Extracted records
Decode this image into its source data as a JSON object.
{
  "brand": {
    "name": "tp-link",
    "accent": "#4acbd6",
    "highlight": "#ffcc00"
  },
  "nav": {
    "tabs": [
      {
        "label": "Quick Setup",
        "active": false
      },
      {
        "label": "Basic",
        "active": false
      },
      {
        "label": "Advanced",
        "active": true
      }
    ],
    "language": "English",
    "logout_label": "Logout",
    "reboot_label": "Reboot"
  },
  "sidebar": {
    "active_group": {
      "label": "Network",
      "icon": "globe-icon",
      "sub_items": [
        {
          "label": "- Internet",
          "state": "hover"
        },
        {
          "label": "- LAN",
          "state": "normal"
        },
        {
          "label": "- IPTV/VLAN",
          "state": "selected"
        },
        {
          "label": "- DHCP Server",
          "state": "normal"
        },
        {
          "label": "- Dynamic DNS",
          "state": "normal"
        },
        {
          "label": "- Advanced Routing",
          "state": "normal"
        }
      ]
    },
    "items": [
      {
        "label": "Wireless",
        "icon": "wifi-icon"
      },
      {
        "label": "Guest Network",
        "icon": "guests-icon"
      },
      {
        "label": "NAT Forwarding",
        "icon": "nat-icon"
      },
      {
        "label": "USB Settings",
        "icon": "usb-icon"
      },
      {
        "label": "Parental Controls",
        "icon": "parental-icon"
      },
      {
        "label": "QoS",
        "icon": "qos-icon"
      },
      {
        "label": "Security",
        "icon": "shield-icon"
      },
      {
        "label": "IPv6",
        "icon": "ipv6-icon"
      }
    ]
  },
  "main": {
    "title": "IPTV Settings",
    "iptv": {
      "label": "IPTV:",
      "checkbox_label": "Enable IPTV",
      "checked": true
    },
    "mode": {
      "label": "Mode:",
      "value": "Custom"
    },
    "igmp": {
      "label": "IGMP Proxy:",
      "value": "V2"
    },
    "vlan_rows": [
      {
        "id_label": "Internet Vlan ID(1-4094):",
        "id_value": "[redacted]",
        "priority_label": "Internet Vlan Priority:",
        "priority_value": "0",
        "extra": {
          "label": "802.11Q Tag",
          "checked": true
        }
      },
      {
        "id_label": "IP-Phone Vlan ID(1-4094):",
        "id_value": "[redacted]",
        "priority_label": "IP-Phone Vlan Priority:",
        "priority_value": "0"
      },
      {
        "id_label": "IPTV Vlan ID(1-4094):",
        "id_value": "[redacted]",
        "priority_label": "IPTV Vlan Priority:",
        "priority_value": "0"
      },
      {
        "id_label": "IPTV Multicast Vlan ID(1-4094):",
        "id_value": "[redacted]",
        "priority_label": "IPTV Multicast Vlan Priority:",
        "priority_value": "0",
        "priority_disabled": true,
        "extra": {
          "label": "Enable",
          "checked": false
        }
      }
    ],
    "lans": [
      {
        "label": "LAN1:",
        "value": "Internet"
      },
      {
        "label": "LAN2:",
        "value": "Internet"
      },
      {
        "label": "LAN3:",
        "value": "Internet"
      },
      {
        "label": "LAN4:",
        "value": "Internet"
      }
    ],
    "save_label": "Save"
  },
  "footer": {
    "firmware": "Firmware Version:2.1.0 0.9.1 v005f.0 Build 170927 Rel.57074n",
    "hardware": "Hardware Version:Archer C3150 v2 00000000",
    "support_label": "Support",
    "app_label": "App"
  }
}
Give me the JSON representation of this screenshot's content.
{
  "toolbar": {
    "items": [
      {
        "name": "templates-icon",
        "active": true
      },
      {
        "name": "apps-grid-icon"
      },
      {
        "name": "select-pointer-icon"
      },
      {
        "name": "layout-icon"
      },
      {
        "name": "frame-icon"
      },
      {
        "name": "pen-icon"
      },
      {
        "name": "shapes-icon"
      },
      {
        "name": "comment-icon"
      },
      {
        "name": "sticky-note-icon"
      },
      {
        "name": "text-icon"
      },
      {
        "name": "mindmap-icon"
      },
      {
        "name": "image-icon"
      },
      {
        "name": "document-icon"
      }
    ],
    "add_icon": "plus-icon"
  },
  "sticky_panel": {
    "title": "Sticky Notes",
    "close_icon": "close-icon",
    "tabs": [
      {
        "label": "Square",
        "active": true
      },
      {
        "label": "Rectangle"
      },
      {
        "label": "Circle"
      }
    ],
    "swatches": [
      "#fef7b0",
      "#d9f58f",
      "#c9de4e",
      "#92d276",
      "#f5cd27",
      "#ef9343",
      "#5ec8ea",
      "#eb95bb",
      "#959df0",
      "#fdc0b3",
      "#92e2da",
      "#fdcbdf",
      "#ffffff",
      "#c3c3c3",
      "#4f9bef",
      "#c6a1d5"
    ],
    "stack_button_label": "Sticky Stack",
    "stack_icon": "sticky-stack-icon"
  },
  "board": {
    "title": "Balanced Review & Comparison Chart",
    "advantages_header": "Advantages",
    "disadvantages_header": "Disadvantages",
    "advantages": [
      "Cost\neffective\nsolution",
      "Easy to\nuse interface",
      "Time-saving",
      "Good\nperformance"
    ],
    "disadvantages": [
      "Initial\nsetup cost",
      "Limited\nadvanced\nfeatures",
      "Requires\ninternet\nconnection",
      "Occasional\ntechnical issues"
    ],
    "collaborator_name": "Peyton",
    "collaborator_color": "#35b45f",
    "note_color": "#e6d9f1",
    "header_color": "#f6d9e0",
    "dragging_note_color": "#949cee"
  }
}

WORK TO BE COMPLETED =>
Produce an exact copy of the whole listing.

OUTPUT BELOW =>
Decode this image into its source data as a JSON object.
{
  "brand": {
    "name": "tp-link",
    "accent": "#4acbd6",
    "highlight": "#ffcc00"
  },
  "nav": {
    "tabs": [
      {
        "label": "Quick Setup",
        "active": false
      },
      {
        "label": "Basic",
        "active": false
      },
      {
        "label": "Advanced",
        "active": true
      }
    ],
    "language": "English",
    "logout_label": "Logout",
    "reboot_label": "Reboot"
  },
  "sidebar": {
    "active_group": {
      "label": "Network",
      "icon": "globe-icon",
      "sub_items": [
        {
          "label": "- Internet",
          "state": "hover"
        },
        {
          "label": "- LAN",
          "state": "normal"
        },
        {
          "label": "- IPTV/VLAN",
          "state": "selected"
        },
        {
          "label": "- DHCP Server",
          "state": "normal"
        },
        {
          "label": "- Dynamic DNS",
          "state": "normal"
        },
        {
          "label": "- Advanced Routing",
          "state": "normal"
        }
      ]
    },
    "items": [
      {
        "label": "Wireless",
        "icon": "wifi-icon"
      },
      {
        "label": "Guest Network",
        "icon": "guests-icon"
      },
      {
        "label": "NAT Forwarding",
        "icon": "nat-icon"
      },
      {
        "label": "USB Settings",
        "icon": "usb-icon"
      },
      {
        "label": "Parental Controls",
        "icon": "parental-icon"
      },
      {
        "label": "QoS",
        "icon": "qos-icon"
      },
      {
        "label": "Security",
        "icon": "shield-icon"
      },
      {
        "label": "IPv6",
        "icon": "ipv6-icon"
      }
    ]
  },
  "main": {
    "title": "IPTV Settings",
    "iptv": {
      "label": "IPTV:",
      "checkbox_label": "Enable IPTV",
      "checked": true
    },
    "mode": {
      "label": "Mode:",
      "value": "Custom"
    },
    "igmp": {
      "label": "IGMP Proxy:",
      "value": "V2"
    },
    "vlan_rows": [
      {
        "id_label": "Internet Vlan ID(1-4094):",
        "id_value": "[redacted]",
        "priority_label": "Internet Vlan Priority:",
        "priority_value": "0",
        "extra": {
          "label": "802.11Q Tag",
          "checked": true
        }
      },
      {
        "id_label": "IP-Phone Vlan ID(1-4094):",
        "id_value": "[redacted]",
        "priority_label": "IP-Phone Vlan Priority:",
        "priority_value": "0"
      },
      {
        "id_label": "IPTV Vlan ID(1-4094):",
        "id_value": "[redacted]",
        "priority_label": "IPTV Vlan Priority:",
        "priority_value": "0"
      },
      {
        "id_label": "IPTV Multicast Vlan ID(1-4094):",
        "id_value": "[redacted]",
        "priority_label": "IPTV Multicast Vlan Priority:",
        "priority_value": "0",
        "priority_disabled": true,
        "extra": {
          "label": "Enable",
          "checked": false
        }
      }
    ],
    "lans": [
      {
        "label": "LAN1:",
        "value": "Internet"
      },
      {
        "label": "LAN2:",
        "value": "Internet"
      },
      {
        "label": "LAN3:",
        "value": "Internet"
      },
      {
        "label": "LAN4:",
        "value": "Internet"
      }
    ],
    "save_label": "Save"
  },
  "footer": {
    "firmware": "Firmware Version:2.1.0 0.9.1 v005f.0 Build 170927 Rel.57074n",
    "hardware": "Hardware Version:Archer C3150 v2 00000000",
    "support_label": "Support",
    "app_label": "App"
  }
}
Give me the JSON representation of this screenshot's content.
{
  "toolbar": {
    "items": [
      {
        "name": "templates-icon",
        "active": true
      },
      {
        "name": "apps-grid-icon"
      },
      {
        "name": "select-pointer-icon"
      },
      {
        "name": "layout-icon"
      },
      {
        "name": "frame-icon"
      },
      {
        "name": "pen-icon"
      },
      {
        "name": "shapes-icon"
      },
      {
        "name": "comment-icon"
      },
      {
        "name": "sticky-note-icon"
      },
      {
        "name": "text-icon"
      },
      {
        "name": "mindmap-icon"
      },
      {
        "name": "image-icon"
      },
      {
        "name": "document-icon"
      }
    ],
    "add_icon": "plus-icon"
  },
  "sticky_panel": {
    "title": "Sticky Notes",
    "close_icon": "close-icon",
    "tabs": [
      {
        "label": "Square",
        "active": true
      },
      {
        "label": "Rectangle"
      },
      {
        "label": "Circle"
      }
    ],
    "swatches": [
      "#fef7b0",
      "#d9f58f",
      "#c9de4e",
      "#92d276",
      "#f5cd27",
      "#ef9343",
      "#5ec8ea",
      "#eb95bb",
      "#959df0",
      "#fdc0b3",
      "#92e2da",
      "#fdcbdf",
      "#ffffff",
      "#c3c3c3",
      "#4f9bef",
      "#c6a1d5"
    ],
    "stack_button_label": "Sticky Stack",
    "stack_icon": "sticky-stack-icon"
  },
  "board": {
    "title": "Balanced Review & Comparison Chart",
    "advantages_header": "Advantages",
    "disadvantages_header": "Disadvantages",
    "advantages": [
      "Cost\neffective\nsolution",
      "Easy to\nuse interface",
      "Time-saving",
      "Good\nperformance"
    ],
    "disadvantages": [
      "Initial\nsetup cost",
      "Limited\nadvanced\nfeatures",
      "Requires\ninternet\nconnection",
      "Occasional\ntechnical issues"
    ],
    "collaborator_name": "Peyton",
    "collaborator_color": "#35b45f",
    "note_color": "#e6d9f1",
    "header_color": "#f6d9e0",
    "dragging_note_color": "#949cee"
  }
}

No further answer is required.